*To be done*. In the copy, keep every record exact and leave out all images.

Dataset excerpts
____________

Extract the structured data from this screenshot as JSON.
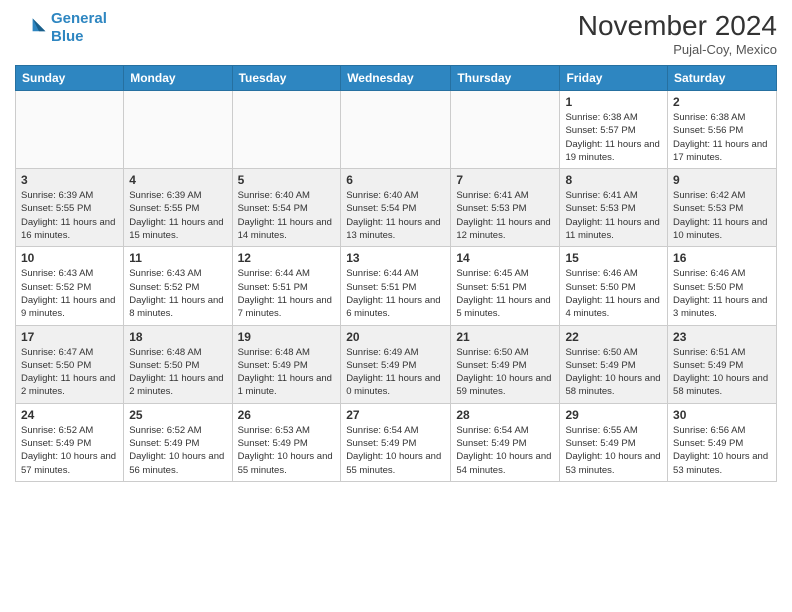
{
  "header": {
    "logo_line1": "General",
    "logo_line2": "Blue",
    "month": "November 2024",
    "location": "Pujal-Coy, Mexico"
  },
  "days_of_week": [
    "Sunday",
    "Monday",
    "Tuesday",
    "Wednesday",
    "Thursday",
    "Friday",
    "Saturday"
  ],
  "weeks": [
    [
      {
        "num": "",
        "info": ""
      },
      {
        "num": "",
        "info": ""
      },
      {
        "num": "",
        "info": ""
      },
      {
        "num": "",
        "info": ""
      },
      {
        "num": "",
        "info": ""
      },
      {
        "num": "1",
        "info": "Sunrise: 6:38 AM\nSunset: 5:57 PM\nDaylight: 11 hours and 19 minutes."
      },
      {
        "num": "2",
        "info": "Sunrise: 6:38 AM\nSunset: 5:56 PM\nDaylight: 11 hours and 17 minutes."
      }
    ],
    [
      {
        "num": "3",
        "info": "Sunrise: 6:39 AM\nSunset: 5:55 PM\nDaylight: 11 hours and 16 minutes."
      },
      {
        "num": "4",
        "info": "Sunrise: 6:39 AM\nSunset: 5:55 PM\nDaylight: 11 hours and 15 minutes."
      },
      {
        "num": "5",
        "info": "Sunrise: 6:40 AM\nSunset: 5:54 PM\nDaylight: 11 hours and 14 minutes."
      },
      {
        "num": "6",
        "info": "Sunrise: 6:40 AM\nSunset: 5:54 PM\nDaylight: 11 hours and 13 minutes."
      },
      {
        "num": "7",
        "info": "Sunrise: 6:41 AM\nSunset: 5:53 PM\nDaylight: 11 hours and 12 minutes."
      },
      {
        "num": "8",
        "info": "Sunrise: 6:41 AM\nSunset: 5:53 PM\nDaylight: 11 hours and 11 minutes."
      },
      {
        "num": "9",
        "info": "Sunrise: 6:42 AM\nSunset: 5:53 PM\nDaylight: 11 hours and 10 minutes."
      }
    ],
    [
      {
        "num": "10",
        "info": "Sunrise: 6:43 AM\nSunset: 5:52 PM\nDaylight: 11 hours and 9 minutes."
      },
      {
        "num": "11",
        "info": "Sunrise: 6:43 AM\nSunset: 5:52 PM\nDaylight: 11 hours and 8 minutes."
      },
      {
        "num": "12",
        "info": "Sunrise: 6:44 AM\nSunset: 5:51 PM\nDaylight: 11 hours and 7 minutes."
      },
      {
        "num": "13",
        "info": "Sunrise: 6:44 AM\nSunset: 5:51 PM\nDaylight: 11 hours and 6 minutes."
      },
      {
        "num": "14",
        "info": "Sunrise: 6:45 AM\nSunset: 5:51 PM\nDaylight: 11 hours and 5 minutes."
      },
      {
        "num": "15",
        "info": "Sunrise: 6:46 AM\nSunset: 5:50 PM\nDaylight: 11 hours and 4 minutes."
      },
      {
        "num": "16",
        "info": "Sunrise: 6:46 AM\nSunset: 5:50 PM\nDaylight: 11 hours and 3 minutes."
      }
    ],
    [
      {
        "num": "17",
        "info": "Sunrise: 6:47 AM\nSunset: 5:50 PM\nDaylight: 11 hours and 2 minutes."
      },
      {
        "num": "18",
        "info": "Sunrise: 6:48 AM\nSunset: 5:50 PM\nDaylight: 11 hours and 2 minutes."
      },
      {
        "num": "19",
        "info": "Sunrise: 6:48 AM\nSunset: 5:49 PM\nDaylight: 11 hours and 1 minute."
      },
      {
        "num": "20",
        "info": "Sunrise: 6:49 AM\nSunset: 5:49 PM\nDaylight: 11 hours and 0 minutes."
      },
      {
        "num": "21",
        "info": "Sunrise: 6:50 AM\nSunset: 5:49 PM\nDaylight: 10 hours and 59 minutes."
      },
      {
        "num": "22",
        "info": "Sunrise: 6:50 AM\nSunset: 5:49 PM\nDaylight: 10 hours and 58 minutes."
      },
      {
        "num": "23",
        "info": "Sunrise: 6:51 AM\nSunset: 5:49 PM\nDaylight: 10 hours and 58 minutes."
      }
    ],
    [
      {
        "num": "24",
        "info": "Sunrise: 6:52 AM\nSunset: 5:49 PM\nDaylight: 10 hours and 57 minutes."
      },
      {
        "num": "25",
        "info": "Sunrise: 6:52 AM\nSunset: 5:49 PM\nDaylight: 10 hours and 56 minutes."
      },
      {
        "num": "26",
        "info": "Sunrise: 6:53 AM\nSunset: 5:49 PM\nDaylight: 10 hours and 55 minutes."
      },
      {
        "num": "27",
        "info": "Sunrise: 6:54 AM\nSunset: 5:49 PM\nDaylight: 10 hours and 55 minutes."
      },
      {
        "num": "28",
        "info": "Sunrise: 6:54 AM\nSunset: 5:49 PM\nDaylight: 10 hours and 54 minutes."
      },
      {
        "num": "29",
        "info": "Sunrise: 6:55 AM\nSunset: 5:49 PM\nDaylight: 10 hours and 53 minutes."
      },
      {
        "num": "30",
        "info": "Sunrise: 6:56 AM\nSunset: 5:49 PM\nDaylight: 10 hours and 53 minutes."
      }
    ]
  ]
}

____________

*Response*.
Extract the structured data from this screenshot as JSON.
{
  "header": {
    "logo_line1": "General",
    "logo_line2": "Blue",
    "month": "November 2024",
    "location": "Pujal-Coy, Mexico"
  },
  "days_of_week": [
    "Sunday",
    "Monday",
    "Tuesday",
    "Wednesday",
    "Thursday",
    "Friday",
    "Saturday"
  ],
  "weeks": [
    [
      {
        "num": "",
        "info": ""
      },
      {
        "num": "",
        "info": ""
      },
      {
        "num": "",
        "info": ""
      },
      {
        "num": "",
        "info": ""
      },
      {
        "num": "",
        "info": ""
      },
      {
        "num": "1",
        "info": "Sunrise: 6:38 AM\nSunset: 5:57 PM\nDaylight: 11 hours and 19 minutes."
      },
      {
        "num": "2",
        "info": "Sunrise: 6:38 AM\nSunset: 5:56 PM\nDaylight: 11 hours and 17 minutes."
      }
    ],
    [
      {
        "num": "3",
        "info": "Sunrise: 6:39 AM\nSunset: 5:55 PM\nDaylight: 11 hours and 16 minutes."
      },
      {
        "num": "4",
        "info": "Sunrise: 6:39 AM\nSunset: 5:55 PM\nDaylight: 11 hours and 15 minutes."
      },
      {
        "num": "5",
        "info": "Sunrise: 6:40 AM\nSunset: 5:54 PM\nDaylight: 11 hours and 14 minutes."
      },
      {
        "num": "6",
        "info": "Sunrise: 6:40 AM\nSunset: 5:54 PM\nDaylight: 11 hours and 13 minutes."
      },
      {
        "num": "7",
        "info": "Sunrise: 6:41 AM\nSunset: 5:53 PM\nDaylight: 11 hours and 12 minutes."
      },
      {
        "num": "8",
        "info": "Sunrise: 6:41 AM\nSunset: 5:53 PM\nDaylight: 11 hours and 11 minutes."
      },
      {
        "num": "9",
        "info": "Sunrise: 6:42 AM\nSunset: 5:53 PM\nDaylight: 11 hours and 10 minutes."
      }
    ],
    [
      {
        "num": "10",
        "info": "Sunrise: 6:43 AM\nSunset: 5:52 PM\nDaylight: 11 hours and 9 minutes."
      },
      {
        "num": "11",
        "info": "Sunrise: 6:43 AM\nSunset: 5:52 PM\nDaylight: 11 hours and 8 minutes."
      },
      {
        "num": "12",
        "info": "Sunrise: 6:44 AM\nSunset: 5:51 PM\nDaylight: 11 hours and 7 minutes."
      },
      {
        "num": "13",
        "info": "Sunrise: 6:44 AM\nSunset: 5:51 PM\nDaylight: 11 hours and 6 minutes."
      },
      {
        "num": "14",
        "info": "Sunrise: 6:45 AM\nSunset: 5:51 PM\nDaylight: 11 hours and 5 minutes."
      },
      {
        "num": "15",
        "info": "Sunrise: 6:46 AM\nSunset: 5:50 PM\nDaylight: 11 hours and 4 minutes."
      },
      {
        "num": "16",
        "info": "Sunrise: 6:46 AM\nSunset: 5:50 PM\nDaylight: 11 hours and 3 minutes."
      }
    ],
    [
      {
        "num": "17",
        "info": "Sunrise: 6:47 AM\nSunset: 5:50 PM\nDaylight: 11 hours and 2 minutes."
      },
      {
        "num": "18",
        "info": "Sunrise: 6:48 AM\nSunset: 5:50 PM\nDaylight: 11 hours and 2 minutes."
      },
      {
        "num": "19",
        "info": "Sunrise: 6:48 AM\nSunset: 5:49 PM\nDaylight: 11 hours and 1 minute."
      },
      {
        "num": "20",
        "info": "Sunrise: 6:49 AM\nSunset: 5:49 PM\nDaylight: 11 hours and 0 minutes."
      },
      {
        "num": "21",
        "info": "Sunrise: 6:50 AM\nSunset: 5:49 PM\nDaylight: 10 hours and 59 minutes."
      },
      {
        "num": "22",
        "info": "Sunrise: 6:50 AM\nSunset: 5:49 PM\nDaylight: 10 hours and 58 minutes."
      },
      {
        "num": "23",
        "info": "Sunrise: 6:51 AM\nSunset: 5:49 PM\nDaylight: 10 hours and 58 minutes."
      }
    ],
    [
      {
        "num": "24",
        "info": "Sunrise: 6:52 AM\nSunset: 5:49 PM\nDaylight: 10 hours and 57 minutes."
      },
      {
        "num": "25",
        "info": "Sunrise: 6:52 AM\nSunset: 5:49 PM\nDaylight: 10 hours and 56 minutes."
      },
      {
        "num": "26",
        "info": "Sunrise: 6:53 AM\nSunset: 5:49 PM\nDaylight: 10 hours and 55 minutes."
      },
      {
        "num": "27",
        "info": "Sunrise: 6:54 AM\nSunset: 5:49 PM\nDaylight: 10 hours and 55 minutes."
      },
      {
        "num": "28",
        "info": "Sunrise: 6:54 AM\nSunset: 5:49 PM\nDaylight: 10 hours and 54 minutes."
      },
      {
        "num": "29",
        "info": "Sunrise: 6:55 AM\nSunset: 5:49 PM\nDaylight: 10 hours and 53 minutes."
      },
      {
        "num": "30",
        "info": "Sunrise: 6:56 AM\nSunset: 5:49 PM\nDaylight: 10 hours and 53 minutes."
      }
    ]
  ]
}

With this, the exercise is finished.